Directions:
Report the number of lines that include "deep", with no additional text.

=== Material ===

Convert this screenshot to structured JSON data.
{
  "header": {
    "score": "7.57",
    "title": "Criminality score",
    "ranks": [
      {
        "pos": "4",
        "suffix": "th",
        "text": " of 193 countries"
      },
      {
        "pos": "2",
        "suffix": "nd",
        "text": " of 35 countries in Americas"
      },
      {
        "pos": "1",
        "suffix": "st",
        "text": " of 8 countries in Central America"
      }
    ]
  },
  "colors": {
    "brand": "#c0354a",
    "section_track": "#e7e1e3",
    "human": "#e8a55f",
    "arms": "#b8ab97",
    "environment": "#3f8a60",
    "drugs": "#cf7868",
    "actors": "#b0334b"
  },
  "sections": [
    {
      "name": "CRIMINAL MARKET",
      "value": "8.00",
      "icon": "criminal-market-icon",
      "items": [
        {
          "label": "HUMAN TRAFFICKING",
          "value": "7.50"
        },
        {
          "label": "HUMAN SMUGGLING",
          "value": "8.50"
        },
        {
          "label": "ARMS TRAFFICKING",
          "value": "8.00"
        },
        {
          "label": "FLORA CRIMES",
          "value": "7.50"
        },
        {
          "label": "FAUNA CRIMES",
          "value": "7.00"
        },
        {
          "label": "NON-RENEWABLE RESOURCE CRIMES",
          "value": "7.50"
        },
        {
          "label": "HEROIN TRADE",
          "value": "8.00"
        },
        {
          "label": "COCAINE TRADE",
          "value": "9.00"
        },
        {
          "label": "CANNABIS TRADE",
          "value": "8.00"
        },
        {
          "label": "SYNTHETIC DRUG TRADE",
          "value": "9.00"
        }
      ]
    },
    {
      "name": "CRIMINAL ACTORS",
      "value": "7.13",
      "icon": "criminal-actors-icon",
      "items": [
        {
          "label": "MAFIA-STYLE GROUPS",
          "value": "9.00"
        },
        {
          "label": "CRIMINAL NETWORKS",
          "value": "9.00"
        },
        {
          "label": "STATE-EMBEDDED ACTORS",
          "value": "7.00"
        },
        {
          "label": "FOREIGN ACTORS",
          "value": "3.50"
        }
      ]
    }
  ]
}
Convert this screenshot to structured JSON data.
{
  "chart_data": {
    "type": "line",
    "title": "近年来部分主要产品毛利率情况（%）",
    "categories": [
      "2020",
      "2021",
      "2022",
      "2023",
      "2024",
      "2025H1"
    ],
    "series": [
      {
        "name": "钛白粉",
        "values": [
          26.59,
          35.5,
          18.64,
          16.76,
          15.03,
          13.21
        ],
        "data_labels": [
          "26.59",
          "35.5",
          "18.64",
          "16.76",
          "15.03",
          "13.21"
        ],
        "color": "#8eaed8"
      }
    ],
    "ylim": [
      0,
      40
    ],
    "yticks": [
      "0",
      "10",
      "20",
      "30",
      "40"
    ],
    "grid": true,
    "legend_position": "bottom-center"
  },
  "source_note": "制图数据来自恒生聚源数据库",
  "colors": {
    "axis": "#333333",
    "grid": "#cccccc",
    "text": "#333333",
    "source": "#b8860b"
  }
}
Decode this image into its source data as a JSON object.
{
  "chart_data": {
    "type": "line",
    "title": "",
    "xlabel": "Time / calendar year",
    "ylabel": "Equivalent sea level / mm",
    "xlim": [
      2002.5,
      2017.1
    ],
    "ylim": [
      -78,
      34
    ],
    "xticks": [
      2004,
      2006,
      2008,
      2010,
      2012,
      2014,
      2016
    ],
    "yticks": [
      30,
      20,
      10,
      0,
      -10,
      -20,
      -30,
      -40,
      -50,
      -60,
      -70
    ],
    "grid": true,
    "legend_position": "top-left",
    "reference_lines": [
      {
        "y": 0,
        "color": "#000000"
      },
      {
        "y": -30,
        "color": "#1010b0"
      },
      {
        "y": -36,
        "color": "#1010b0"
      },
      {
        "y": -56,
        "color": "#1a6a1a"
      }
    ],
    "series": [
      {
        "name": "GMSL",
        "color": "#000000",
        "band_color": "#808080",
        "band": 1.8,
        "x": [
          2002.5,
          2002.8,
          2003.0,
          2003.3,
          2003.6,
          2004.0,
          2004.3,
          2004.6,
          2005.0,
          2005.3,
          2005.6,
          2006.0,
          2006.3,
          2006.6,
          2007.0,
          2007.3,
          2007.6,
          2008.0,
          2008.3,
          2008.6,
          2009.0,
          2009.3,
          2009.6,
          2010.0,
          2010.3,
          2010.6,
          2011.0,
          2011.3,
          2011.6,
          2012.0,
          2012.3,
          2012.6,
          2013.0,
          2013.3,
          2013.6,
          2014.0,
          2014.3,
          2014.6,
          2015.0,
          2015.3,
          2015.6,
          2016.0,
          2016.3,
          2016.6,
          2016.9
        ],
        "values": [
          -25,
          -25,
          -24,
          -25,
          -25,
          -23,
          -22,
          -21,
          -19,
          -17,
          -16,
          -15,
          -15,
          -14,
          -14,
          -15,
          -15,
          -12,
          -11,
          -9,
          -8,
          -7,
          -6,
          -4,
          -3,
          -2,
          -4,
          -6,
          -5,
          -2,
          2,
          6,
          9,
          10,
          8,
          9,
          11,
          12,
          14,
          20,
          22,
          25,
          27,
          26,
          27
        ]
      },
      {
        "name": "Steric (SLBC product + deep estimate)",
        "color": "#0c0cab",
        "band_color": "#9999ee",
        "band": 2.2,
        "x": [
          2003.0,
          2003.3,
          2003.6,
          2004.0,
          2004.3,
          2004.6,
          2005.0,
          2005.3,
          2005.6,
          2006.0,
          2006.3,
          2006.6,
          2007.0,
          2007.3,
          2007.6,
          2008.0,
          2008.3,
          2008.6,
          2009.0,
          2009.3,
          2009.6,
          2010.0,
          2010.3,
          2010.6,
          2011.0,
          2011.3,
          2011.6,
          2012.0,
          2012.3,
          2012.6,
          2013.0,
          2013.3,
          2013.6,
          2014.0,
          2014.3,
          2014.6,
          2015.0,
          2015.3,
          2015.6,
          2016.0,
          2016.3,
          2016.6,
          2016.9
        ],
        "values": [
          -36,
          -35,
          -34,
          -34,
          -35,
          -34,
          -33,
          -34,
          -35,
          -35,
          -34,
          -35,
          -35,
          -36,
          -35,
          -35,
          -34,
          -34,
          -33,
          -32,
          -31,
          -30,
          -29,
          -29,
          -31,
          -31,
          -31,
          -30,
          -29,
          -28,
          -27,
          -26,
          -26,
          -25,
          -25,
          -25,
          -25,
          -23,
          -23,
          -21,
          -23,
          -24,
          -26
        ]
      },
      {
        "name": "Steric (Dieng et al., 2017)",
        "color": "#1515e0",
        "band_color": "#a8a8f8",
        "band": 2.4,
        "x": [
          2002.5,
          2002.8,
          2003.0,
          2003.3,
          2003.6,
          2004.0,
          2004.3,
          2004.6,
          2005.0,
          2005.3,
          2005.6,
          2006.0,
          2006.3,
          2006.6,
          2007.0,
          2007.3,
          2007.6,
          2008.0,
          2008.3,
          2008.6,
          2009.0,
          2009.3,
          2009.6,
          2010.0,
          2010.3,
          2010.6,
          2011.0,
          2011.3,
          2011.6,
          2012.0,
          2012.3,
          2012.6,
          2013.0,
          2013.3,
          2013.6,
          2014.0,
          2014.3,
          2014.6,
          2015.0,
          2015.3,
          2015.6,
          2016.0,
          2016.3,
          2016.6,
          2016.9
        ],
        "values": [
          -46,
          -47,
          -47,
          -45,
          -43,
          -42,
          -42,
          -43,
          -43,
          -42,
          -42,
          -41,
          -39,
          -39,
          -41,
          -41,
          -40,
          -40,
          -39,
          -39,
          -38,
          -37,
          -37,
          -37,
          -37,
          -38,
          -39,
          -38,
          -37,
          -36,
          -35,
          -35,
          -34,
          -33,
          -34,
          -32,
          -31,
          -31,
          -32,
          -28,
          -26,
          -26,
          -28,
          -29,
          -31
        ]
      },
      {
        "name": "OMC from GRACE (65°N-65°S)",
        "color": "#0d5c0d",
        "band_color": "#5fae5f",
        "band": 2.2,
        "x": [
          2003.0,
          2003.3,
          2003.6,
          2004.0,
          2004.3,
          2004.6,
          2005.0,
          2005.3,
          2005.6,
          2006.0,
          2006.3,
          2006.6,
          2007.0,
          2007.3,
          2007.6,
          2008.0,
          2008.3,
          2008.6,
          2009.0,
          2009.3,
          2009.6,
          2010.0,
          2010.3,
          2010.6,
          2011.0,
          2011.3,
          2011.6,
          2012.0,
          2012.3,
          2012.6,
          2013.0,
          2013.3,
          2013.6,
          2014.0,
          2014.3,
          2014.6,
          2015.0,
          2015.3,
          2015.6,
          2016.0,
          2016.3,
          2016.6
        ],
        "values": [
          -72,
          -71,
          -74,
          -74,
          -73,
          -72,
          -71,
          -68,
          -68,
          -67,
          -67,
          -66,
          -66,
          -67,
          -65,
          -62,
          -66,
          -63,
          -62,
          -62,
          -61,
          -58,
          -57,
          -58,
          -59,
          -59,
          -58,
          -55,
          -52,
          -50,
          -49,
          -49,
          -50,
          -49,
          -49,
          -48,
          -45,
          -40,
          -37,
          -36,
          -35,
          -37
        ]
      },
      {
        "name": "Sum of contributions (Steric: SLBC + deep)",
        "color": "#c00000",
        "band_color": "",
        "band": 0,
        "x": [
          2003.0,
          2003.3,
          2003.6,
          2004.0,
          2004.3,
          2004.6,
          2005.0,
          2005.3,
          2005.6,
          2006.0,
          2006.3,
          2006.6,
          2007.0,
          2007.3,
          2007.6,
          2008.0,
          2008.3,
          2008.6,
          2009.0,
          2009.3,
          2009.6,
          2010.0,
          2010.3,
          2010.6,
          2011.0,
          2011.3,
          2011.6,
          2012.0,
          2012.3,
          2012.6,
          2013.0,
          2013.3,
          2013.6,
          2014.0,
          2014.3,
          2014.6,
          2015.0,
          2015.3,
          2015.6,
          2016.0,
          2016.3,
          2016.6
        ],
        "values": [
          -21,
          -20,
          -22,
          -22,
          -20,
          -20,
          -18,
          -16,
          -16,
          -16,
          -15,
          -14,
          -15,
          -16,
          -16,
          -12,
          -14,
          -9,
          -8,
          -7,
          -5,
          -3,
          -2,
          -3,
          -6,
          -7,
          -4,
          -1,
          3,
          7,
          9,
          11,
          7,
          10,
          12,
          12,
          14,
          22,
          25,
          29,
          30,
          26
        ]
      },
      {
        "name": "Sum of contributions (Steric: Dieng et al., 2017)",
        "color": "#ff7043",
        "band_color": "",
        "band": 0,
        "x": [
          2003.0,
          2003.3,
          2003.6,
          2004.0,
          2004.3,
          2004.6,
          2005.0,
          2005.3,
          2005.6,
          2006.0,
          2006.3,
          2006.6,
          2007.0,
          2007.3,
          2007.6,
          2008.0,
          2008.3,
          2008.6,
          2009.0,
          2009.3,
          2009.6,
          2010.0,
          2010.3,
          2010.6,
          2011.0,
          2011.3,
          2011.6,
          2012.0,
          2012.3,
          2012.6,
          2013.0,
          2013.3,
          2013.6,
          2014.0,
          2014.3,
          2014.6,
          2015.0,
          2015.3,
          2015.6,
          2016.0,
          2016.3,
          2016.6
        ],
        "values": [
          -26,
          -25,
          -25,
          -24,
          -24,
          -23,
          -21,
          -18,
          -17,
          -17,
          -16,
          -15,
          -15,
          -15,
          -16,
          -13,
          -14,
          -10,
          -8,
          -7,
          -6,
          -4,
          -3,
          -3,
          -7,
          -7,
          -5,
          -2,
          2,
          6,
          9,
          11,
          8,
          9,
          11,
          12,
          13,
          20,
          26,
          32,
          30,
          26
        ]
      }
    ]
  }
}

===

Response for this exercise:
2